EXERCISE BRIEF –
Look through the listing for the word "KURULU". Copy each line that has it.

──────

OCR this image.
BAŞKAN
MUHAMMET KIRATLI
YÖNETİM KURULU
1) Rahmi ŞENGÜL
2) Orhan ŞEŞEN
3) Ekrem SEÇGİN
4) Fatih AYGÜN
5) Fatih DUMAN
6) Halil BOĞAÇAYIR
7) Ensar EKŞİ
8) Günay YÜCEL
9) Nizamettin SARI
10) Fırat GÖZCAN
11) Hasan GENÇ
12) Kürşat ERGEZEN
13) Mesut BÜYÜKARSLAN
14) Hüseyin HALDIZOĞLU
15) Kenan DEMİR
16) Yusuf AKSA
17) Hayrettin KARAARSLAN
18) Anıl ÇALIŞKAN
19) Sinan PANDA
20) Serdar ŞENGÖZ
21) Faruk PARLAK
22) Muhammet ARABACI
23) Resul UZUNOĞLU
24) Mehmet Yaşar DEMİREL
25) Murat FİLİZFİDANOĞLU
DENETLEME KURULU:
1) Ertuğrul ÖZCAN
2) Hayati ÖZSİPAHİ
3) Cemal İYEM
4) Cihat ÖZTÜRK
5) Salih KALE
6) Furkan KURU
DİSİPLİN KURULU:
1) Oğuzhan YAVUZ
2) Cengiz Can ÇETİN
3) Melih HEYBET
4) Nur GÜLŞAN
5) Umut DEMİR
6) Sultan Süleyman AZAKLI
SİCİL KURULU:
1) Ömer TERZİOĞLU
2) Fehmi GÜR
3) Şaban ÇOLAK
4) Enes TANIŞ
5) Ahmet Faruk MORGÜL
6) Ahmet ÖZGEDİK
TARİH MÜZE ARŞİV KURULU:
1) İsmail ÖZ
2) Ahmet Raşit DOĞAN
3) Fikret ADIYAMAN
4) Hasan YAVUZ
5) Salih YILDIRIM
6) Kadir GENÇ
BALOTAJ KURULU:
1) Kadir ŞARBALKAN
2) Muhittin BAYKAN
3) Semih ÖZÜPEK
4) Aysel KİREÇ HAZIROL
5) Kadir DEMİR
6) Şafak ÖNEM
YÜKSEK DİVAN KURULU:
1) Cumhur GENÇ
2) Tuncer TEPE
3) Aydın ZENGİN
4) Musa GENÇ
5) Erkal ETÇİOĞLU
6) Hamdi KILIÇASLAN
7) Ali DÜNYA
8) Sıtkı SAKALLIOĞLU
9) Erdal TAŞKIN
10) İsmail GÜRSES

──────

ANSWER TO THE EXERCISE –
YÖNETİM KURULU
DENETLEME KURULU:
DİSİPLİN KURULU:
SİCİL KURULU:
TARİH MÜZE ARŞİV KURULU:
BALOTAJ KURULU:
YÜKSEK DİVAN KURULU:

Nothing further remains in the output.